§ To be done
For the records that follow, return only the count of lines containing the string "content".

§ Data listing
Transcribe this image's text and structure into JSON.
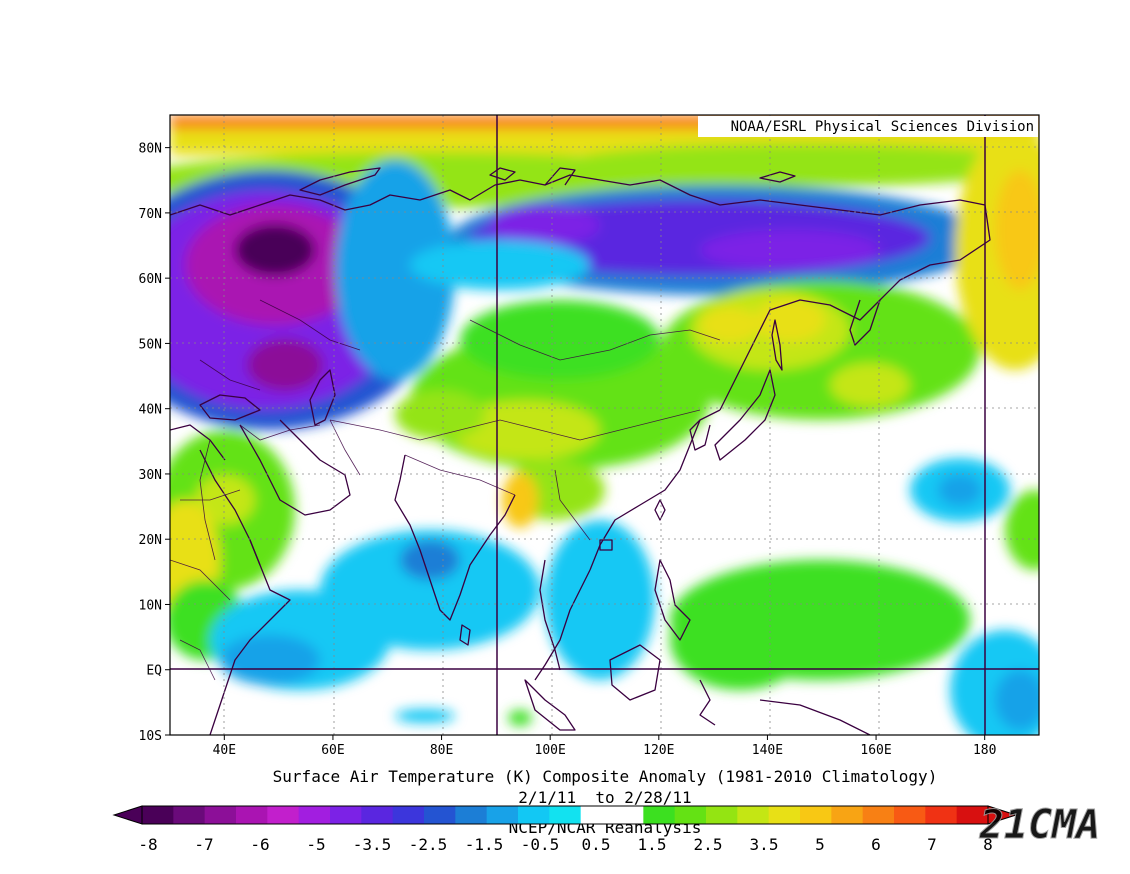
{
  "source_label": "NOAA/ESRL Physical Sciences Division",
  "title": "Surface Air Temperature (K) Composite Anomaly (1981-2010 Climatology)",
  "date_range": "2/1/11  to 2/28/11",
  "dataset": "NCEP/NCAR Reanalysis",
  "watermark": "21CMA",
  "map": {
    "lon_range": [
      30,
      190
    ],
    "lat_range": [
      -10,
      85
    ],
    "lon_ticks": [
      {
        "lon": 40,
        "label": "40E"
      },
      {
        "lon": 60,
        "label": "60E"
      },
      {
        "lon": 80,
        "label": "80E"
      },
      {
        "lon": 100,
        "label": "100E"
      },
      {
        "lon": 120,
        "label": "120E"
      },
      {
        "lon": 140,
        "label": "140E"
      },
      {
        "lon": 160,
        "label": "160E"
      },
      {
        "lon": 180,
        "label": "180"
      }
    ],
    "lat_ticks": [
      {
        "lat": 80,
        "label": "80N"
      },
      {
        "lat": 70,
        "label": "70N"
      },
      {
        "lat": 60,
        "label": "60N"
      },
      {
        "lat": 50,
        "label": "50N"
      },
      {
        "lat": 40,
        "label": "40N"
      },
      {
        "lat": 30,
        "label": "30N"
      },
      {
        "lat": 20,
        "label": "20N"
      },
      {
        "lat": 10,
        "label": "10N"
      },
      {
        "lat": 0,
        "label": "EQ"
      },
      {
        "lat": -10,
        "label": "10S"
      }
    ],
    "reference_lines": {
      "lon": [
        90,
        180
      ],
      "lat": [
        0
      ]
    }
  },
  "colorbar": {
    "labels": [
      "-8",
      "-7",
      "-6",
      "-5",
      "-3.5",
      "-2.5",
      "-1.5",
      "-0.5",
      "0.5",
      "1.5",
      "2.5",
      "3.5",
      "5",
      "6",
      "7",
      "8"
    ],
    "colors": [
      "#4a0058",
      "#6a0a7a",
      "#8c0f98",
      "#aa14b2",
      "#c21fcc",
      "#a21ee0",
      "#7c22e6",
      "#5a26e0",
      "#3c36dc",
      "#2454d2",
      "#1c7ed6",
      "#18a2e8",
      "#12c8f4",
      "#12e2f0",
      "#ffffff",
      "#ffffff",
      "#3ce020",
      "#64e214",
      "#94e412",
      "#c4e614",
      "#e8e016",
      "#f8c814",
      "#f8a414",
      "#f88014",
      "#f85a14",
      "#f03214",
      "#d81010"
    ]
  }
}
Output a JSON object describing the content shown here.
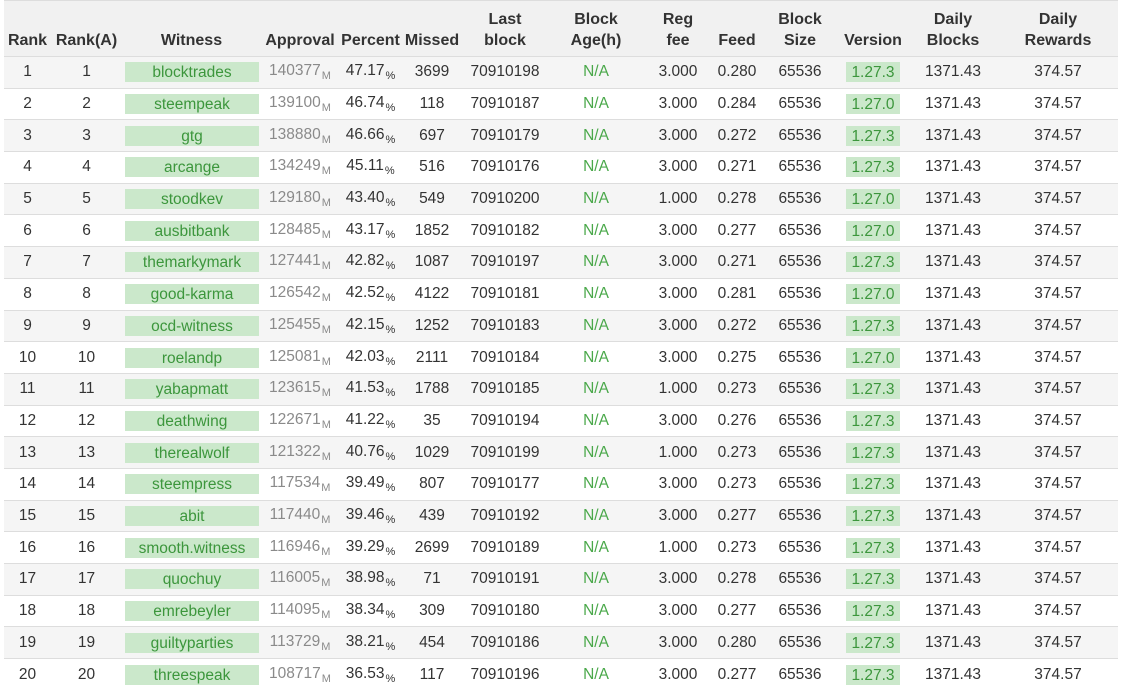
{
  "headers": {
    "rank": "Rank",
    "rank_a": "Rank(A)",
    "witness": "Witness",
    "approval": "Approval",
    "percent": "Percent",
    "missed": "Missed",
    "last_block_1": "Last",
    "last_block_2": "block",
    "block_age_1": "Block",
    "block_age_2": "Age(h)",
    "reg_fee_1": "Reg",
    "reg_fee_2": "fee",
    "feed": "Feed",
    "block_size_1": "Block",
    "block_size_2": "Size",
    "version": "Version",
    "daily_blocks_1": "Daily",
    "daily_blocks_2": "Blocks",
    "daily_rewards_1": "Daily",
    "daily_rewards_2": "Rewards"
  },
  "units": {
    "approval": "M",
    "percent": "%"
  },
  "rows": [
    {
      "rank": "1",
      "rank_a": "1",
      "witness": "blocktrades",
      "approval": "140377",
      "percent": "47.17",
      "missed": "3699",
      "last_block": "70910198",
      "block_age": "N/A",
      "reg_fee": "3.000",
      "feed": "0.280",
      "block_size": "65536",
      "version": "1.27.3",
      "daily_blocks": "1371.43",
      "daily_rewards": "374.57"
    },
    {
      "rank": "2",
      "rank_a": "2",
      "witness": "steempeak",
      "approval": "139100",
      "percent": "46.74",
      "missed": "118",
      "last_block": "70910187",
      "block_age": "N/A",
      "reg_fee": "3.000",
      "feed": "0.284",
      "block_size": "65536",
      "version": "1.27.0",
      "daily_blocks": "1371.43",
      "daily_rewards": "374.57"
    },
    {
      "rank": "3",
      "rank_a": "3",
      "witness": "gtg",
      "approval": "138880",
      "percent": "46.66",
      "missed": "697",
      "last_block": "70910179",
      "block_age": "N/A",
      "reg_fee": "3.000",
      "feed": "0.272",
      "block_size": "65536",
      "version": "1.27.3",
      "daily_blocks": "1371.43",
      "daily_rewards": "374.57"
    },
    {
      "rank": "4",
      "rank_a": "4",
      "witness": "arcange",
      "approval": "134249",
      "percent": "45.11",
      "missed": "516",
      "last_block": "70910176",
      "block_age": "N/A",
      "reg_fee": "3.000",
      "feed": "0.271",
      "block_size": "65536",
      "version": "1.27.3",
      "daily_blocks": "1371.43",
      "daily_rewards": "374.57"
    },
    {
      "rank": "5",
      "rank_a": "5",
      "witness": "stoodkev",
      "approval": "129180",
      "percent": "43.40",
      "missed": "549",
      "last_block": "70910200",
      "block_age": "N/A",
      "reg_fee": "1.000",
      "feed": "0.278",
      "block_size": "65536",
      "version": "1.27.0",
      "daily_blocks": "1371.43",
      "daily_rewards": "374.57"
    },
    {
      "rank": "6",
      "rank_a": "6",
      "witness": "ausbitbank",
      "approval": "128485",
      "percent": "43.17",
      "missed": "1852",
      "last_block": "70910182",
      "block_age": "N/A",
      "reg_fee": "3.000",
      "feed": "0.277",
      "block_size": "65536",
      "version": "1.27.0",
      "daily_blocks": "1371.43",
      "daily_rewards": "374.57"
    },
    {
      "rank": "7",
      "rank_a": "7",
      "witness": "themarkymark",
      "approval": "127441",
      "percent": "42.82",
      "missed": "1087",
      "last_block": "70910197",
      "block_age": "N/A",
      "reg_fee": "3.000",
      "feed": "0.271",
      "block_size": "65536",
      "version": "1.27.3",
      "daily_blocks": "1371.43",
      "daily_rewards": "374.57"
    },
    {
      "rank": "8",
      "rank_a": "8",
      "witness": "good-karma",
      "approval": "126542",
      "percent": "42.52",
      "missed": "4122",
      "last_block": "70910181",
      "block_age": "N/A",
      "reg_fee": "3.000",
      "feed": "0.281",
      "block_size": "65536",
      "version": "1.27.0",
      "daily_blocks": "1371.43",
      "daily_rewards": "374.57"
    },
    {
      "rank": "9",
      "rank_a": "9",
      "witness": "ocd-witness",
      "approval": "125455",
      "percent": "42.15",
      "missed": "1252",
      "last_block": "70910183",
      "block_age": "N/A",
      "reg_fee": "3.000",
      "feed": "0.272",
      "block_size": "65536",
      "version": "1.27.3",
      "daily_blocks": "1371.43",
      "daily_rewards": "374.57"
    },
    {
      "rank": "10",
      "rank_a": "10",
      "witness": "roelandp",
      "approval": "125081",
      "percent": "42.03",
      "missed": "2111",
      "last_block": "70910184",
      "block_age": "N/A",
      "reg_fee": "3.000",
      "feed": "0.275",
      "block_size": "65536",
      "version": "1.27.0",
      "daily_blocks": "1371.43",
      "daily_rewards": "374.57"
    },
    {
      "rank": "11",
      "rank_a": "11",
      "witness": "yabapmatt",
      "approval": "123615",
      "percent": "41.53",
      "missed": "1788",
      "last_block": "70910185",
      "block_age": "N/A",
      "reg_fee": "1.000",
      "feed": "0.273",
      "block_size": "65536",
      "version": "1.27.3",
      "daily_blocks": "1371.43",
      "daily_rewards": "374.57"
    },
    {
      "rank": "12",
      "rank_a": "12",
      "witness": "deathwing",
      "approval": "122671",
      "percent": "41.22",
      "missed": "35",
      "last_block": "70910194",
      "block_age": "N/A",
      "reg_fee": "3.000",
      "feed": "0.276",
      "block_size": "65536",
      "version": "1.27.3",
      "daily_blocks": "1371.43",
      "daily_rewards": "374.57"
    },
    {
      "rank": "13",
      "rank_a": "13",
      "witness": "therealwolf",
      "approval": "121322",
      "percent": "40.76",
      "missed": "1029",
      "last_block": "70910199",
      "block_age": "N/A",
      "reg_fee": "1.000",
      "feed": "0.273",
      "block_size": "65536",
      "version": "1.27.3",
      "daily_blocks": "1371.43",
      "daily_rewards": "374.57"
    },
    {
      "rank": "14",
      "rank_a": "14",
      "witness": "steempress",
      "approval": "117534",
      "percent": "39.49",
      "missed": "807",
      "last_block": "70910177",
      "block_age": "N/A",
      "reg_fee": "3.000",
      "feed": "0.273",
      "block_size": "65536",
      "version": "1.27.3",
      "daily_blocks": "1371.43",
      "daily_rewards": "374.57"
    },
    {
      "rank": "15",
      "rank_a": "15",
      "witness": "abit",
      "approval": "117440",
      "percent": "39.46",
      "missed": "439",
      "last_block": "70910192",
      "block_age": "N/A",
      "reg_fee": "3.000",
      "feed": "0.277",
      "block_size": "65536",
      "version": "1.27.3",
      "daily_blocks": "1371.43",
      "daily_rewards": "374.57"
    },
    {
      "rank": "16",
      "rank_a": "16",
      "witness": "smooth.witness",
      "approval": "116946",
      "percent": "39.29",
      "missed": "2699",
      "last_block": "70910189",
      "block_age": "N/A",
      "reg_fee": "1.000",
      "feed": "0.273",
      "block_size": "65536",
      "version": "1.27.3",
      "daily_blocks": "1371.43",
      "daily_rewards": "374.57"
    },
    {
      "rank": "17",
      "rank_a": "17",
      "witness": "quochuy",
      "approval": "116005",
      "percent": "38.98",
      "missed": "71",
      "last_block": "70910191",
      "block_age": "N/A",
      "reg_fee": "3.000",
      "feed": "0.278",
      "block_size": "65536",
      "version": "1.27.3",
      "daily_blocks": "1371.43",
      "daily_rewards": "374.57"
    },
    {
      "rank": "18",
      "rank_a": "18",
      "witness": "emrebeyler",
      "approval": "114095",
      "percent": "38.34",
      "missed": "309",
      "last_block": "70910180",
      "block_age": "N/A",
      "reg_fee": "3.000",
      "feed": "0.277",
      "block_size": "65536",
      "version": "1.27.3",
      "daily_blocks": "1371.43",
      "daily_rewards": "374.57"
    },
    {
      "rank": "19",
      "rank_a": "19",
      "witness": "guiltyparties",
      "approval": "113729",
      "percent": "38.21",
      "missed": "454",
      "last_block": "70910186",
      "block_age": "N/A",
      "reg_fee": "3.000",
      "feed": "0.280",
      "block_size": "65536",
      "version": "1.27.3",
      "daily_blocks": "1371.43",
      "daily_rewards": "374.57"
    },
    {
      "rank": "20",
      "rank_a": "20",
      "witness": "threespeak",
      "approval": "108717",
      "percent": "36.53",
      "missed": "117",
      "last_block": "70910196",
      "block_age": "N/A",
      "reg_fee": "3.000",
      "feed": "0.277",
      "block_size": "65536",
      "version": "1.27.3",
      "daily_blocks": "1371.43",
      "daily_rewards": "374.57"
    }
  ],
  "colors": {
    "badge_bg": "#cbe8cb",
    "badge_text": "#3c963c",
    "status_text": "#4aa84a",
    "approval_text": "#8a8a8a",
    "stripe_bg": "#f5f5f5",
    "header_bg": "#f1f1f1"
  }
}
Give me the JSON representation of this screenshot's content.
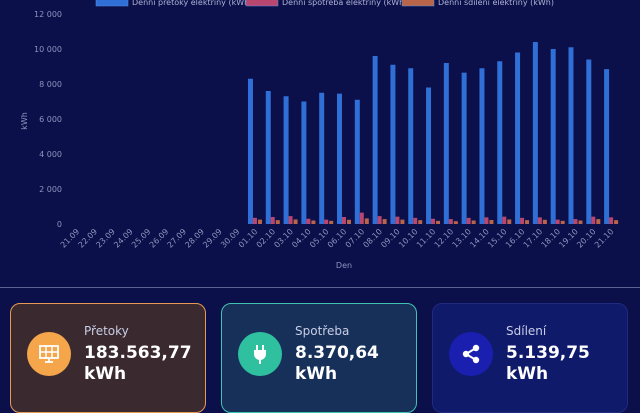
{
  "chart_data": {
    "type": "bar",
    "xlabel": "Den",
    "ylabel": "kWh",
    "ylim": [
      0,
      12000
    ],
    "yticks": [
      0,
      2000,
      4000,
      6000,
      8000,
      10000,
      12000
    ],
    "ytick_labels": [
      "0",
      "2 000",
      "4 000",
      "6 000",
      "8 000",
      "10 000",
      "12 000"
    ],
    "grid": false,
    "legend_position": "top",
    "categories": [
      "21.09",
      "22.09",
      "23.09",
      "24.09",
      "25.09",
      "26.09",
      "27.09",
      "28.09",
      "29.09",
      "30.09",
      "01.10",
      "02.10",
      "03.10",
      "04.10",
      "05.10",
      "06.10",
      "07.10",
      "08.10",
      "09.10",
      "10.10",
      "11.10",
      "12.10",
      "13.10",
      "14.10",
      "15.10",
      "16.10",
      "17.10",
      "18.10",
      "19.10",
      "20.10",
      "21.10"
    ],
    "series": [
      {
        "name": "Denní přetoky elektřiny (kWh)",
        "color": "#2f6fd6",
        "values": [
          0,
          0,
          0,
          0,
          0,
          0,
          0,
          0,
          0,
          0,
          8300,
          7600,
          7300,
          7000,
          7500,
          7450,
          7100,
          9600,
          9100,
          8900,
          7800,
          9200,
          8650,
          8900,
          9300,
          9800,
          10400,
          10000,
          10100,
          9400,
          8850
        ]
      },
      {
        "name": "Denní spotřeba elektřiny (kWh)",
        "color": "#b9466e",
        "values": [
          0,
          0,
          0,
          0,
          0,
          0,
          0,
          0,
          0,
          0,
          350,
          400,
          450,
          300,
          250,
          400,
          650,
          450,
          420,
          350,
          300,
          280,
          350,
          380,
          420,
          350,
          380,
          250,
          280,
          420,
          380
        ]
      },
      {
        "name": "Denní sdílení elektřiny (kWh)",
        "color": "#b8654a",
        "values": [
          0,
          0,
          0,
          0,
          0,
          0,
          0,
          0,
          0,
          0,
          250,
          220,
          260,
          200,
          180,
          240,
          320,
          280,
          250,
          220,
          180,
          160,
          200,
          230,
          260,
          220,
          240,
          180,
          200,
          280,
          220
        ]
      }
    ]
  },
  "cards": [
    {
      "label": "Přetoky",
      "value": "183.563,77",
      "unit": "kWh",
      "icon": "solar-panel-icon",
      "icon_color": "#f5a54a",
      "bg": "#3a2a30",
      "border": "#e89a55"
    },
    {
      "label": "Spotřeba",
      "value": "8.370,64",
      "unit": "kWh",
      "icon": "plug-icon",
      "icon_color": "#2fc0a0",
      "bg": "#17305a",
      "border": "#3fc4b0"
    },
    {
      "label": "Sdílení",
      "value": "5.139,75",
      "unit": "kWh",
      "icon": "share-icon",
      "icon_color": "#1a1fb0",
      "bg": "#0f1a6a",
      "border": "#1f2a80"
    }
  ]
}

§ The answer
2